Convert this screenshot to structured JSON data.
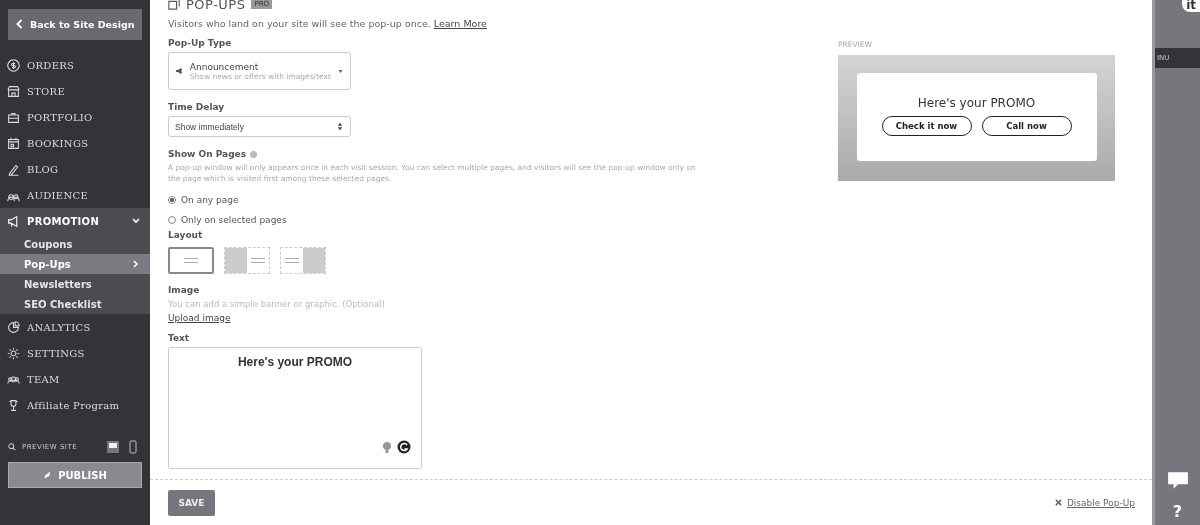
{
  "sidebar": {
    "back_button": "Back to Site Design",
    "items": [
      {
        "label": "ORDERS",
        "selected": false
      },
      {
        "label": "STORE",
        "selected": false
      },
      {
        "label": "PORTFOLIO",
        "selected": false
      },
      {
        "label": "BOOKINGS",
        "selected": false
      },
      {
        "label": "BLOG",
        "selected": false
      },
      {
        "label": "AUDIENCE",
        "selected": false
      },
      {
        "label": "PROMOTION",
        "selected": true,
        "expanded": true,
        "children": [
          {
            "label": "Coupons",
            "selected": false
          },
          {
            "label": "Pop-Ups",
            "selected": true
          },
          {
            "label": "Newsletters",
            "selected": false
          },
          {
            "label": "SEO Checklist",
            "selected": false
          }
        ]
      },
      {
        "label": "ANALYTICS",
        "selected": false
      },
      {
        "label": "SETTINGS",
        "selected": false
      },
      {
        "label": "TEAM",
        "selected": false
      },
      {
        "label": "Affiliate Program",
        "selected": false
      }
    ],
    "preview_site": "PREVIEW SITE",
    "publish": "PUBLISH"
  },
  "page": {
    "title": "POP-UPS",
    "badge": "PRO",
    "intro": "Visitors who land on your site will see the pop-up once.",
    "learn_more": "Learn More",
    "popup_type": {
      "label": "Pop-Up Type",
      "value": "Announcement",
      "description": "Show news or offers with images/text"
    },
    "time_delay": {
      "label": "Time Delay",
      "value": "Show immediately"
    },
    "show_on_pages": {
      "label": "Show On Pages",
      "help": "A pop-up window will only appears once in each visit session. You can select multiple pages, and visitors will see the pop-up window only on the page which is visited first among these selected pages.",
      "options": [
        {
          "label": "On any page",
          "selected": true
        },
        {
          "label": "Only on selected pages",
          "selected": false
        }
      ]
    },
    "layout": {
      "label": "Layout",
      "options": [
        {
          "kind": "center",
          "selected": true
        },
        {
          "kind": "image-left",
          "selected": false
        },
        {
          "kind": "image-right",
          "selected": false
        }
      ]
    },
    "image": {
      "label": "Image",
      "hint": "You can add a simple banner or graphic. (Optional)",
      "upload": "Upload image"
    },
    "text": {
      "label": "Text",
      "value": "Here's your PROMO"
    },
    "save": "SAVE",
    "disable": "Disable Pop-Up"
  },
  "preview": {
    "label": "PREVIEW",
    "heading": "Here's your PROMO",
    "buttons": [
      "Check it now",
      "Call now"
    ]
  },
  "right_rail": {
    "top_text": "it",
    "tab": "INU",
    "help": "?"
  }
}
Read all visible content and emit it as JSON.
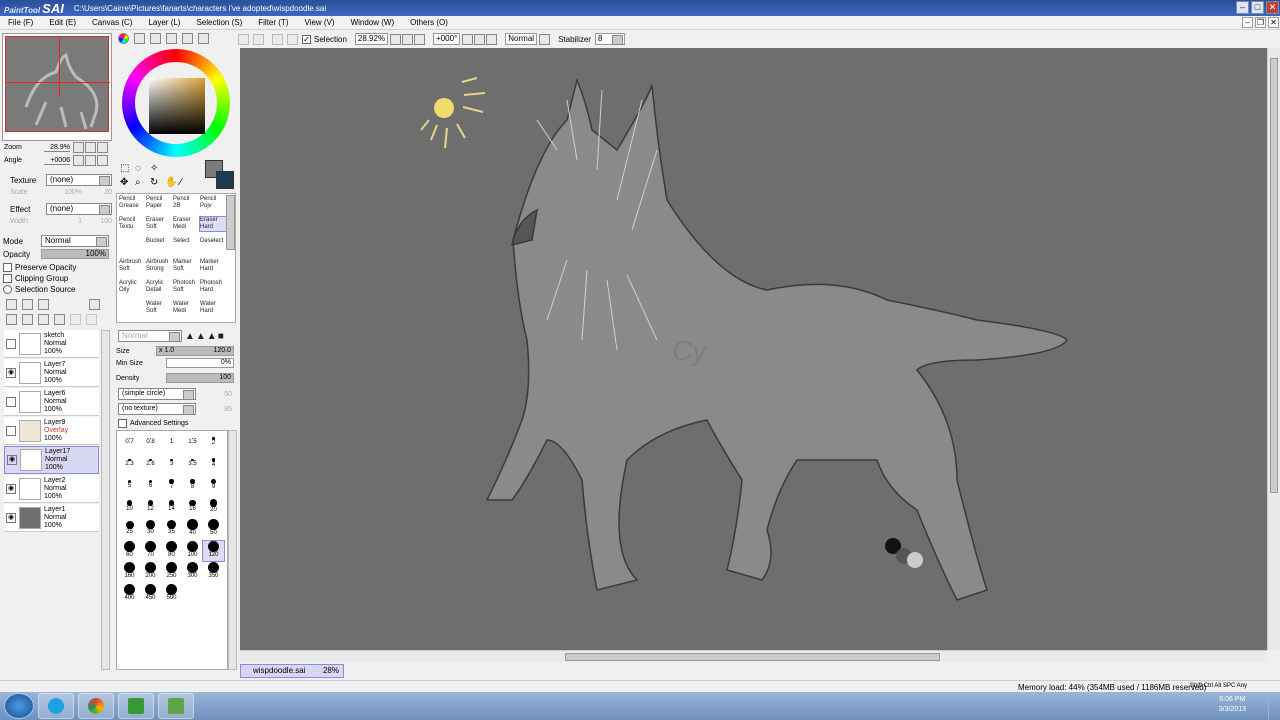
{
  "window": {
    "app_name": "PaintTool",
    "app_brand": "SAI",
    "path": "C:\\Users\\Cairre\\Pictures\\fanarts\\characters i've adopted\\wispdoodle.sai",
    "min": "–",
    "max": "□",
    "close": "✕"
  },
  "menu": [
    "File (F)",
    "Edit (E)",
    "Canvas (C)",
    "Layer (L)",
    "Selection (S)",
    "Filter (T)",
    "View (V)",
    "Window (W)",
    "Others (O)"
  ],
  "navigator": {
    "zoom_label": "Zoom",
    "zoom_value": "28.9%",
    "angle_label": "Angle",
    "angle_value": "+0006"
  },
  "props": {
    "texture_label": "Texture",
    "texture_value": "(none)",
    "scale_label": "Scale",
    "scale_value": "100%",
    "scale_num": "20",
    "effect_label": "Effect",
    "effect_value": "(none)",
    "width_label": "Width",
    "width_value": "1",
    "width_num": "100",
    "mode_label": "Mode",
    "mode_value": "Normal",
    "opacity_label": "Opacity",
    "opacity_value": "100%"
  },
  "checks": {
    "preserve": "Preserve Opacity",
    "clipping": "Clipping Group",
    "selsrc": "Selection Source"
  },
  "layers": [
    {
      "name": "sketch",
      "mode": "Normal",
      "opacity": "100%",
      "visible": false
    },
    {
      "name": "Layer7",
      "mode": "Normal",
      "opacity": "100%",
      "visible": true
    },
    {
      "name": "Layer6",
      "mode": "Normal",
      "opacity": "100%",
      "visible": false
    },
    {
      "name": "Layer9",
      "mode": "Overlay",
      "opacity": "100%",
      "visible": false
    },
    {
      "name": "Layer17",
      "mode": "Normal",
      "opacity": "100%",
      "visible": true
    },
    {
      "name": "Layer2",
      "mode": "Normal",
      "opacity": "100%",
      "visible": true
    },
    {
      "name": "Layer1",
      "mode": "Normal",
      "opacity": "100%",
      "visible": true
    }
  ],
  "tools": [
    [
      "Pencil",
      "Grease"
    ],
    [
      "Pencil",
      "Paper"
    ],
    [
      "Pencil",
      "2B"
    ],
    [
      "Pencil",
      "Pojv"
    ],
    [
      "Pencil",
      "Textu"
    ],
    [
      "Eraser",
      "Soft"
    ],
    [
      "Eraser",
      "Medi"
    ],
    [
      "Eraser",
      "Hard"
    ],
    [
      "",
      ""
    ],
    [
      "Bucket",
      ""
    ],
    [
      "Select",
      ""
    ],
    [
      "Deselect",
      ""
    ],
    [
      "Airbrush",
      "Soft"
    ],
    [
      "Airbrush",
      "Strong"
    ],
    [
      "Marker",
      "Soft"
    ],
    [
      "Marker",
      "Hard"
    ],
    [
      "Acrylic",
      "Oily"
    ],
    [
      "Acrylic",
      "Detail"
    ],
    [
      "Photosh",
      "Soft"
    ],
    [
      "Photosh",
      "Hard"
    ],
    [
      "",
      ""
    ],
    [
      "Water",
      "Soft"
    ],
    [
      "Water",
      "Medi"
    ],
    [
      "Water",
      "Hard"
    ]
  ],
  "brush": {
    "mode": "Normal",
    "size_label": "Size",
    "size_mult": "x 1.0",
    "size_value": "120.0",
    "minsize_label": "Min Size",
    "minsize_value": "0%",
    "density_label": "Density",
    "density_value": "100",
    "shape": "(simple circle)",
    "shape_num": "50",
    "texture": "(no texture)",
    "texture_num": "95",
    "advanced": "Advanced Settings"
  },
  "sizes": [
    "0.7",
    "0.8",
    "1",
    "1.5",
    "2",
    "2.3",
    "2.6",
    "3",
    "3.5",
    "4",
    "5",
    "6",
    "7",
    "8",
    "9",
    "10",
    "12",
    "14",
    "16",
    "20",
    "25",
    "30",
    "35",
    "40",
    "50",
    "60",
    "70",
    "80",
    "100",
    "120",
    "160",
    "200",
    "250",
    "300",
    "350",
    "400",
    "450",
    "500"
  ],
  "toolbar": {
    "selection": "Selection",
    "zoom": "28.92%",
    "angle": "+000°",
    "blend": "Normal",
    "stabilizer_label": "Stabilizer",
    "stabilizer_value": "8"
  },
  "filetab": {
    "name": "wispdoodle.sai",
    "zoom": "28%"
  },
  "status": {
    "memory": "Memory load: 44% (354MB used / 1186MB reserved)",
    "keys": "Shift Ctrl Alt SPC Any"
  },
  "clock": {
    "time": "6:06 PM",
    "date": "3/3/2013"
  },
  "colors": {
    "main": "#7b7b7b",
    "sub": "#1f3a4a",
    "accent": "#8a8ae0"
  }
}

★ ★ ★ ★ ★ ★ ★

■ **Written request**: Quote the records above in full, dropping each picture.

■ **Result of the task**:
Convert this screenshot to structured JSON data.
{
  "sidebar": {
    "back_button": "Back to Site Design",
    "items": [
      {
        "label": "ORDERS",
        "selected": false
      },
      {
        "label": "STORE",
        "selected": false
      },
      {
        "label": "PORTFOLIO",
        "selected": false
      },
      {
        "label": "BOOKINGS",
        "selected": false
      },
      {
        "label": "BLOG",
        "selected": false
      },
      {
        "label": "AUDIENCE",
        "selected": false
      },
      {
        "label": "PROMOTION",
        "selected": true,
        "expanded": true,
        "children": [
          {
            "label": "Coupons",
            "selected": false
          },
          {
            "label": "Pop-Ups",
            "selected": true
          },
          {
            "label": "Newsletters",
            "selected": false
          },
          {
            "label": "SEO Checklist",
            "selected": false
          }
        ]
      },
      {
        "label": "ANALYTICS",
        "selected": false
      },
      {
        "label": "SETTINGS",
        "selected": false
      },
      {
        "label": "TEAM",
        "selected": false
      },
      {
        "label": "Affiliate Program",
        "selected": false
      }
    ],
    "preview_site": "PREVIEW SITE",
    "publish": "PUBLISH"
  },
  "page": {
    "title": "POP-UPS",
    "badge": "PRO",
    "intro": "Visitors who land on your site will see the pop-up once.",
    "learn_more": "Learn More",
    "popup_type": {
      "label": "Pop-Up Type",
      "value": "Announcement",
      "description": "Show news or offers with images/text"
    },
    "time_delay": {
      "label": "Time Delay",
      "value": "Show immediately"
    },
    "show_on_pages": {
      "label": "Show On Pages",
      "help": "A pop-up window will only appears once in each visit session. You can select multiple pages, and visitors will see the pop-up window only on the page which is visited first among these selected pages.",
      "options": [
        {
          "label": "On any page",
          "selected": true
        },
        {
          "label": "Only on selected pages",
          "selected": false
        }
      ]
    },
    "layout": {
      "label": "Layout",
      "options": [
        {
          "kind": "center",
          "selected": true
        },
        {
          "kind": "image-left",
          "selected": false
        },
        {
          "kind": "image-right",
          "selected": false
        }
      ]
    },
    "image": {
      "label": "Image",
      "hint": "You can add a simple banner or graphic. (Optional)",
      "upload": "Upload image"
    },
    "text": {
      "label": "Text",
      "value": "Here's your PROMO"
    },
    "save": "SAVE",
    "disable": "Disable Pop-Up"
  },
  "preview": {
    "label": "PREVIEW",
    "heading": "Here's your PROMO",
    "buttons": [
      "Check it now",
      "Call now"
    ]
  },
  "right_rail": {
    "top_text": "it",
    "tab": "INU",
    "help": "?"
  }
}
Read all visible content and emit it as JSON.
{
  "window": {
    "app_name": "PaintTool",
    "app_brand": "SAI",
    "path": "C:\\Users\\Cairre\\Pictures\\fanarts\\characters i've adopted\\wispdoodle.sai",
    "min": "–",
    "max": "□",
    "close": "✕"
  },
  "menu": [
    "File (F)",
    "Edit (E)",
    "Canvas (C)",
    "Layer (L)",
    "Selection (S)",
    "Filter (T)",
    "View (V)",
    "Window (W)",
    "Others (O)"
  ],
  "navigator": {
    "zoom_label": "Zoom",
    "zoom_value": "28.9%",
    "angle_label": "Angle",
    "angle_value": "+0006"
  },
  "props": {
    "texture_label": "Texture",
    "texture_value": "(none)",
    "scale_label": "Scale",
    "scale_value": "100%",
    "scale_num": "20",
    "effect_label": "Effect",
    "effect_value": "(none)",
    "width_label": "Width",
    "width_value": "1",
    "width_num": "100",
    "mode_label": "Mode",
    "mode_value": "Normal",
    "opacity_label": "Opacity",
    "opacity_value": "100%"
  },
  "checks": {
    "preserve": "Preserve Opacity",
    "clipping": "Clipping Group",
    "selsrc": "Selection Source"
  },
  "layers": [
    {
      "name": "sketch",
      "mode": "Normal",
      "opacity": "100%",
      "visible": false
    },
    {
      "name": "Layer7",
      "mode": "Normal",
      "opacity": "100%",
      "visible": true
    },
    {
      "name": "Layer6",
      "mode": "Normal",
      "opacity": "100%",
      "visible": false
    },
    {
      "name": "Layer9",
      "mode": "Overlay",
      "opacity": "100%",
      "visible": false
    },
    {
      "name": "Layer17",
      "mode": "Normal",
      "opacity": "100%",
      "visible": true
    },
    {
      "name": "Layer2",
      "mode": "Normal",
      "opacity": "100%",
      "visible": true
    },
    {
      "name": "Layer1",
      "mode": "Normal",
      "opacity": "100%",
      "visible": true
    }
  ],
  "tools": [
    [
      "Pencil",
      "Grease"
    ],
    [
      "Pencil",
      "Paper"
    ],
    [
      "Pencil",
      "2B"
    ],
    [
      "Pencil",
      "Pojv"
    ],
    [
      "Pencil",
      "Textu"
    ],
    [
      "Eraser",
      "Soft"
    ],
    [
      "Eraser",
      "Medi"
    ],
    [
      "Eraser",
      "Hard"
    ],
    [
      "",
      ""
    ],
    [
      "Bucket",
      ""
    ],
    [
      "Select",
      ""
    ],
    [
      "Deselect",
      ""
    ],
    [
      "Airbrush",
      "Soft"
    ],
    [
      "Airbrush",
      "Strong"
    ],
    [
      "Marker",
      "Soft"
    ],
    [
      "Marker",
      "Hard"
    ],
    [
      "Acrylic",
      "Oily"
    ],
    [
      "Acrylic",
      "Detail"
    ],
    [
      "Photosh",
      "Soft"
    ],
    [
      "Photosh",
      "Hard"
    ],
    [
      "",
      ""
    ],
    [
      "Water",
      "Soft"
    ],
    [
      "Water",
      "Medi"
    ],
    [
      "Water",
      "Hard"
    ]
  ],
  "brush": {
    "mode": "Normal",
    "size_label": "Size",
    "size_mult": "x 1.0",
    "size_value": "120.0",
    "minsize_label": "Min Size",
    "minsize_value": "0%",
    "density_label": "Density",
    "density_value": "100",
    "shape": "(simple circle)",
    "shape_num": "50",
    "texture": "(no texture)",
    "texture_num": "95",
    "advanced": "Advanced Settings"
  },
  "sizes": [
    "0.7",
    "0.8",
    "1",
    "1.5",
    "2",
    "2.3",
    "2.6",
    "3",
    "3.5",
    "4",
    "5",
    "6",
    "7",
    "8",
    "9",
    "10",
    "12",
    "14",
    "16",
    "20",
    "25",
    "30",
    "35",
    "40",
    "50",
    "60",
    "70",
    "80",
    "100",
    "120",
    "160",
    "200",
    "250",
    "300",
    "350",
    "400",
    "450",
    "500"
  ],
  "toolbar": {
    "selection": "Selection",
    "zoom": "28.92%",
    "angle": "+000°",
    "blend": "Normal",
    "stabilizer_label": "Stabilizer",
    "stabilizer_value": "8"
  },
  "filetab": {
    "name": "wispdoodle.sai",
    "zoom": "28%"
  },
  "status": {
    "memory": "Memory load: 44% (354MB used / 1186MB reserved)",
    "keys": "Shift Ctrl Alt SPC Any"
  },
  "clock": {
    "time": "6:06 PM",
    "date": "3/3/2013"
  },
  "colors": {
    "main": "#7b7b7b",
    "sub": "#1f3a4a",
    "accent": "#8a8ae0"
  }
}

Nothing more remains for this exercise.